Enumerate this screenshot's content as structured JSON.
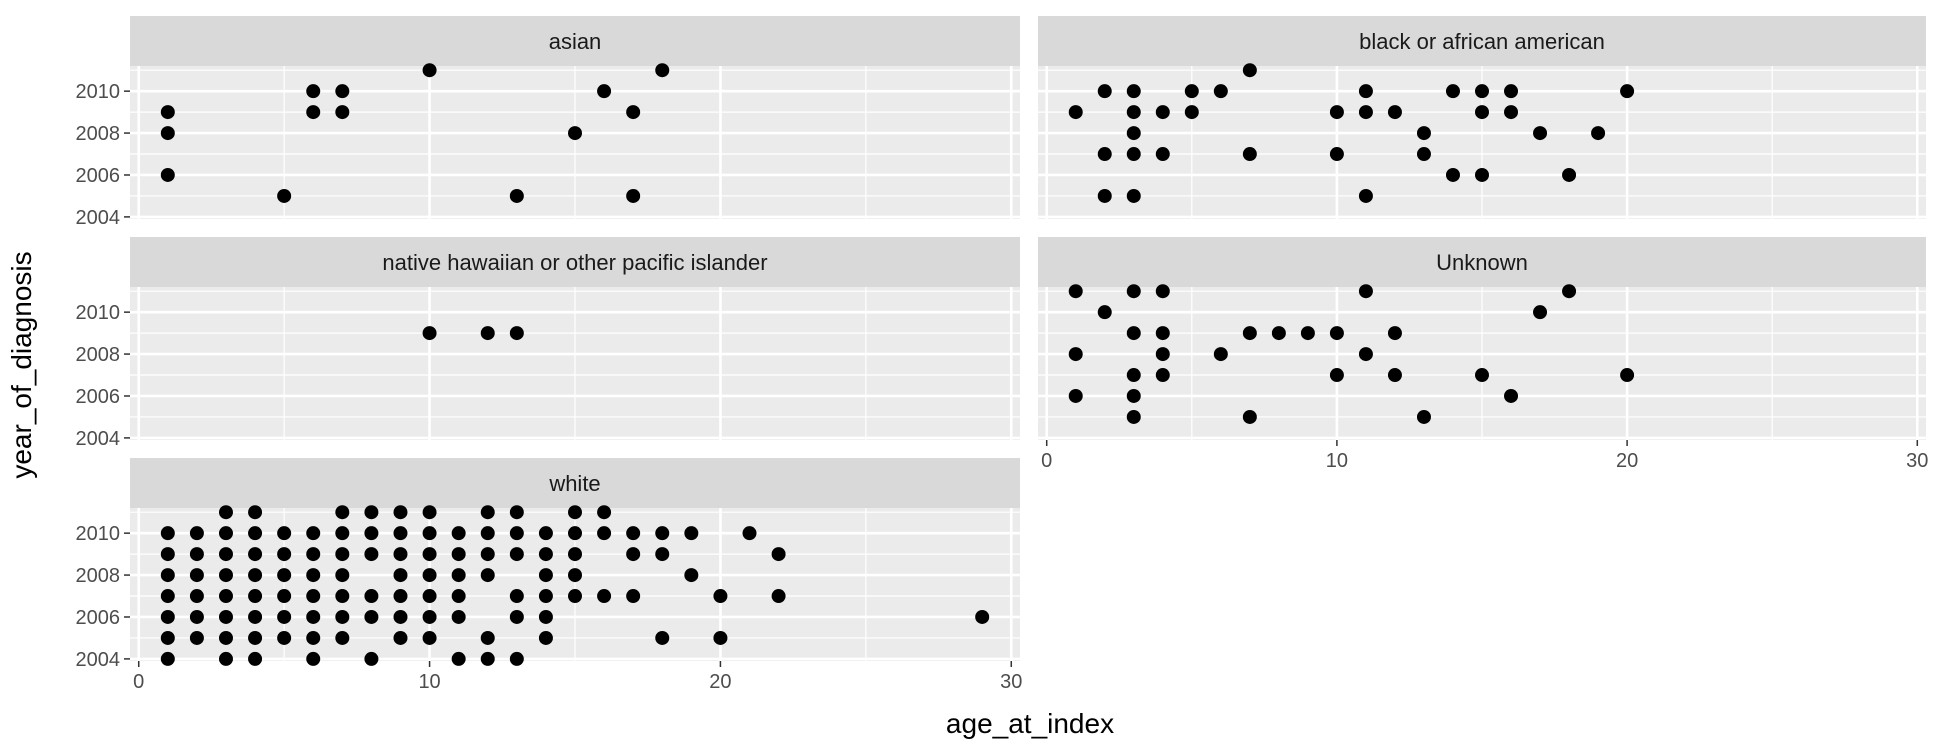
{
  "chart_data": {
    "type": "scatter",
    "facet_layout": "wrap",
    "xlabel": "age_at_index",
    "ylabel": "year_of_diagnosis",
    "xlim": [
      0,
      30
    ],
    "ylim": [
      2004,
      2011
    ],
    "x_ticks": [
      0,
      10,
      20,
      30
    ],
    "y_ticks": [
      2004,
      2006,
      2008,
      2010
    ],
    "grid": true,
    "colors": {
      "panel_bg": "#ebebeb",
      "strip_bg": "#d9d9d9",
      "grid": "#ffffff",
      "point": "#000000"
    },
    "panels": [
      {
        "name": "asian",
        "points": [
          [
            1,
            2009
          ],
          [
            1,
            2008
          ],
          [
            1,
            2006
          ],
          [
            5,
            2005
          ],
          [
            6,
            2010
          ],
          [
            6,
            2009
          ],
          [
            7,
            2010
          ],
          [
            7,
            2009
          ],
          [
            10,
            2011
          ],
          [
            13,
            2005
          ],
          [
            15,
            2008
          ],
          [
            16,
            2010
          ],
          [
            17,
            2009
          ],
          [
            17,
            2005
          ],
          [
            18,
            2011
          ]
        ]
      },
      {
        "name": "black or african american",
        "points": [
          [
            1,
            2009
          ],
          [
            2,
            2010
          ],
          [
            2,
            2007
          ],
          [
            2,
            2005
          ],
          [
            3,
            2010
          ],
          [
            3,
            2009
          ],
          [
            3,
            2008
          ],
          [
            3,
            2007
          ],
          [
            3,
            2005
          ],
          [
            4,
            2009
          ],
          [
            4,
            2007
          ],
          [
            5,
            2010
          ],
          [
            5,
            2009
          ],
          [
            6,
            2010
          ],
          [
            7,
            2011
          ],
          [
            7,
            2007
          ],
          [
            10,
            2009
          ],
          [
            10,
            2007
          ],
          [
            11,
            2010
          ],
          [
            11,
            2009
          ],
          [
            11,
            2005
          ],
          [
            12,
            2009
          ],
          [
            13,
            2008
          ],
          [
            13,
            2007
          ],
          [
            14,
            2010
          ],
          [
            14,
            2006
          ],
          [
            15,
            2010
          ],
          [
            15,
            2009
          ],
          [
            15,
            2006
          ],
          [
            16,
            2010
          ],
          [
            16,
            2009
          ],
          [
            17,
            2008
          ],
          [
            18,
            2006
          ],
          [
            19,
            2008
          ],
          [
            20,
            2010
          ]
        ]
      },
      {
        "name": "native hawaiian or other pacific islander",
        "points": [
          [
            10,
            2009
          ],
          [
            12,
            2009
          ],
          [
            13,
            2009
          ]
        ]
      },
      {
        "name": "Unknown",
        "points": [
          [
            1,
            2011
          ],
          [
            1,
            2008
          ],
          [
            1,
            2006
          ],
          [
            2,
            2010
          ],
          [
            3,
            2011
          ],
          [
            3,
            2009
          ],
          [
            3,
            2007
          ],
          [
            3,
            2006
          ],
          [
            3,
            2005
          ],
          [
            4,
            2011
          ],
          [
            4,
            2009
          ],
          [
            4,
            2008
          ],
          [
            4,
            2007
          ],
          [
            6,
            2008
          ],
          [
            7,
            2009
          ],
          [
            7,
            2005
          ],
          [
            8,
            2009
          ],
          [
            9,
            2009
          ],
          [
            10,
            2009
          ],
          [
            10,
            2007
          ],
          [
            11,
            2011
          ],
          [
            11,
            2008
          ],
          [
            12,
            2009
          ],
          [
            12,
            2007
          ],
          [
            13,
            2005
          ],
          [
            15,
            2007
          ],
          [
            16,
            2006
          ],
          [
            17,
            2010
          ],
          [
            18,
            2011
          ],
          [
            20,
            2007
          ]
        ]
      },
      {
        "name": "white",
        "points": [
          [
            1,
            2010
          ],
          [
            1,
            2009
          ],
          [
            1,
            2008
          ],
          [
            1,
            2007
          ],
          [
            1,
            2006
          ],
          [
            1,
            2005
          ],
          [
            1,
            2004
          ],
          [
            2,
            2010
          ],
          [
            2,
            2009
          ],
          [
            2,
            2008
          ],
          [
            2,
            2007
          ],
          [
            2,
            2006
          ],
          [
            2,
            2005
          ],
          [
            3,
            2011
          ],
          [
            3,
            2010
          ],
          [
            3,
            2009
          ],
          [
            3,
            2008
          ],
          [
            3,
            2007
          ],
          [
            3,
            2006
          ],
          [
            3,
            2005
          ],
          [
            3,
            2004
          ],
          [
            4,
            2011
          ],
          [
            4,
            2010
          ],
          [
            4,
            2009
          ],
          [
            4,
            2008
          ],
          [
            4,
            2007
          ],
          [
            4,
            2006
          ],
          [
            4,
            2005
          ],
          [
            4,
            2004
          ],
          [
            5,
            2010
          ],
          [
            5,
            2009
          ],
          [
            5,
            2008
          ],
          [
            5,
            2007
          ],
          [
            5,
            2006
          ],
          [
            5,
            2005
          ],
          [
            6,
            2010
          ],
          [
            6,
            2009
          ],
          [
            6,
            2008
          ],
          [
            6,
            2007
          ],
          [
            6,
            2006
          ],
          [
            6,
            2005
          ],
          [
            6,
            2004
          ],
          [
            7,
            2011
          ],
          [
            7,
            2010
          ],
          [
            7,
            2009
          ],
          [
            7,
            2008
          ],
          [
            7,
            2007
          ],
          [
            7,
            2006
          ],
          [
            7,
            2005
          ],
          [
            8,
            2011
          ],
          [
            8,
            2010
          ],
          [
            8,
            2009
          ],
          [
            8,
            2007
          ],
          [
            8,
            2006
          ],
          [
            8,
            2004
          ],
          [
            9,
            2011
          ],
          [
            9,
            2010
          ],
          [
            9,
            2009
          ],
          [
            9,
            2008
          ],
          [
            9,
            2007
          ],
          [
            9,
            2006
          ],
          [
            9,
            2005
          ],
          [
            10,
            2011
          ],
          [
            10,
            2010
          ],
          [
            10,
            2009
          ],
          [
            10,
            2008
          ],
          [
            10,
            2007
          ],
          [
            10,
            2006
          ],
          [
            10,
            2005
          ],
          [
            11,
            2010
          ],
          [
            11,
            2009
          ],
          [
            11,
            2008
          ],
          [
            11,
            2007
          ],
          [
            11,
            2006
          ],
          [
            11,
            2004
          ],
          [
            12,
            2011
          ],
          [
            12,
            2010
          ],
          [
            12,
            2009
          ],
          [
            12,
            2008
          ],
          [
            12,
            2005
          ],
          [
            12,
            2004
          ],
          [
            13,
            2011
          ],
          [
            13,
            2010
          ],
          [
            13,
            2009
          ],
          [
            13,
            2007
          ],
          [
            13,
            2006
          ],
          [
            13,
            2004
          ],
          [
            14,
            2010
          ],
          [
            14,
            2009
          ],
          [
            14,
            2008
          ],
          [
            14,
            2007
          ],
          [
            14,
            2006
          ],
          [
            14,
            2005
          ],
          [
            15,
            2011
          ],
          [
            15,
            2010
          ],
          [
            15,
            2009
          ],
          [
            15,
            2008
          ],
          [
            15,
            2007
          ],
          [
            16,
            2011
          ],
          [
            16,
            2010
          ],
          [
            16,
            2007
          ],
          [
            17,
            2010
          ],
          [
            17,
            2009
          ],
          [
            17,
            2007
          ],
          [
            18,
            2010
          ],
          [
            18,
            2009
          ],
          [
            18,
            2005
          ],
          [
            19,
            2010
          ],
          [
            19,
            2008
          ],
          [
            20,
            2007
          ],
          [
            20,
            2005
          ],
          [
            21,
            2010
          ],
          [
            22,
            2009
          ],
          [
            22,
            2007
          ],
          [
            29,
            2006
          ]
        ]
      }
    ]
  }
}
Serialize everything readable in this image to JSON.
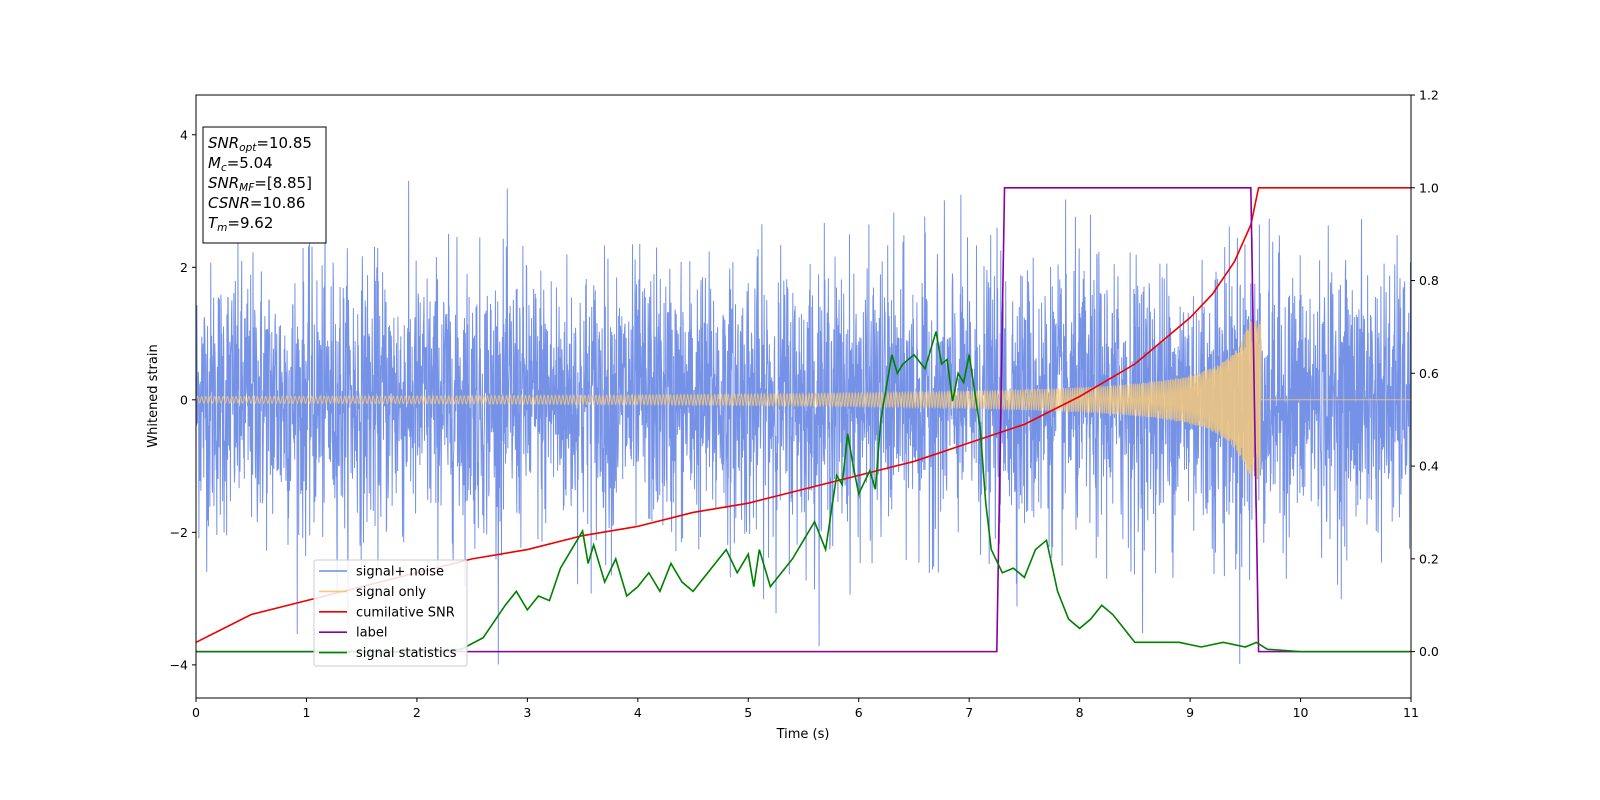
{
  "chart_data": {
    "type": "line",
    "xlabel": "Time (s)",
    "ylabel": "Whitened strain",
    "xlim": [
      0,
      11
    ],
    "ylim": [
      -4.5,
      4.6
    ],
    "y2lim": [
      -0.1,
      1.2
    ],
    "x_ticks": [
      "0",
      "1",
      "2",
      "3",
      "4",
      "5",
      "6",
      "7",
      "8",
      "9",
      "10",
      "11"
    ],
    "y_ticks": [
      "−4",
      "−2",
      "0",
      "2",
      "4"
    ],
    "y_tick_values": [
      -4,
      -2,
      0,
      2,
      4
    ],
    "y2_ticks": [
      "0.0",
      "0.2",
      "0.4",
      "0.6",
      "0.8",
      "1.0",
      "1.2"
    ],
    "y2_tick_values": [
      0.0,
      0.2,
      0.4,
      0.6,
      0.8,
      1.0,
      1.2
    ],
    "grid": false,
    "legend_position": "lower-left",
    "annotations": [
      {
        "label": "SNR",
        "sub": "opt",
        "value": "=10.85"
      },
      {
        "label": "M",
        "sub": "c",
        "value": "=5.04"
      },
      {
        "label": "SNR",
        "sub": "MF",
        "value": "=[8.85]"
      },
      {
        "label": "CSNR",
        "sub": "",
        "value": "=10.86"
      },
      {
        "label": "T",
        "sub": "m",
        "value": "=9.62"
      }
    ],
    "series": [
      {
        "name": "signal+ noise",
        "axis": "left",
        "color": "#6f8ce6",
        "noise_std": 1.0,
        "signal_amplitude_start": 0.05,
        "signal_amplitude_end": 1.2,
        "merger_time": 9.62
      },
      {
        "name": "signal only",
        "axis": "left",
        "color": "#f5c87a",
        "amplitude_start": 0.05,
        "amplitude_end": 1.2,
        "merger_time": 9.62
      },
      {
        "name": "cumilative SNR",
        "axis": "right",
        "color": "#ee0000",
        "x": [
          0,
          0.5,
          1,
          1.5,
          2,
          2.5,
          3,
          3.5,
          4,
          4.5,
          5,
          5.5,
          6,
          6.5,
          7,
          7.5,
          8,
          8.5,
          9,
          9.2,
          9.4,
          9.55,
          9.62,
          9.7,
          11
        ],
        "y": [
          0.02,
          0.08,
          0.11,
          0.14,
          0.17,
          0.2,
          0.22,
          0.25,
          0.27,
          0.3,
          0.32,
          0.35,
          0.38,
          0.41,
          0.45,
          0.49,
          0.55,
          0.62,
          0.72,
          0.77,
          0.84,
          0.92,
          1.0,
          1.0,
          1.0
        ]
      },
      {
        "name": "label",
        "axis": "right",
        "color": "#8800a0",
        "x": [
          0,
          7.25,
          7.32,
          9.55,
          9.62,
          11
        ],
        "y": [
          0.0,
          0.0,
          1.0,
          1.0,
          0.0,
          0.0
        ]
      },
      {
        "name": "signal statistics",
        "axis": "right",
        "color": "#008000",
        "x": [
          0,
          1.0,
          2.0,
          2.4,
          2.6,
          2.8,
          2.9,
          3.0,
          3.1,
          3.2,
          3.3,
          3.4,
          3.5,
          3.55,
          3.6,
          3.7,
          3.8,
          3.9,
          4.0,
          4.1,
          4.2,
          4.3,
          4.4,
          4.5,
          4.6,
          4.7,
          4.8,
          4.9,
          5.0,
          5.05,
          5.1,
          5.2,
          5.3,
          5.4,
          5.5,
          5.6,
          5.7,
          5.8,
          5.85,
          5.9,
          5.95,
          6.0,
          6.1,
          6.15,
          6.2,
          6.3,
          6.35,
          6.4,
          6.5,
          6.6,
          6.7,
          6.75,
          6.8,
          6.85,
          6.9,
          6.95,
          7.0,
          7.1,
          7.15,
          7.2,
          7.3,
          7.4,
          7.5,
          7.6,
          7.7,
          7.8,
          7.9,
          8.0,
          8.1,
          8.2,
          8.3,
          8.4,
          8.5,
          8.7,
          8.9,
          9.1,
          9.3,
          9.5,
          9.6,
          9.7,
          10.0,
          11.0
        ],
        "y": [
          0.0,
          0.0,
          0.0,
          0.005,
          0.03,
          0.1,
          0.13,
          0.09,
          0.12,
          0.11,
          0.18,
          0.22,
          0.26,
          0.19,
          0.23,
          0.15,
          0.2,
          0.12,
          0.14,
          0.17,
          0.13,
          0.19,
          0.15,
          0.13,
          0.16,
          0.19,
          0.22,
          0.17,
          0.21,
          0.14,
          0.22,
          0.14,
          0.17,
          0.2,
          0.24,
          0.28,
          0.22,
          0.38,
          0.36,
          0.47,
          0.4,
          0.34,
          0.39,
          0.35,
          0.5,
          0.64,
          0.6,
          0.62,
          0.64,
          0.61,
          0.69,
          0.62,
          0.63,
          0.54,
          0.6,
          0.58,
          0.64,
          0.48,
          0.32,
          0.22,
          0.17,
          0.18,
          0.16,
          0.22,
          0.24,
          0.13,
          0.07,
          0.05,
          0.07,
          0.1,
          0.08,
          0.05,
          0.02,
          0.02,
          0.02,
          0.01,
          0.02,
          0.01,
          0.02,
          0.005,
          0.0,
          0.0
        ]
      }
    ]
  }
}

Exercise brief
Among the lines of the material above, how many include the string "ylabel"? Report only that number.

Final result
2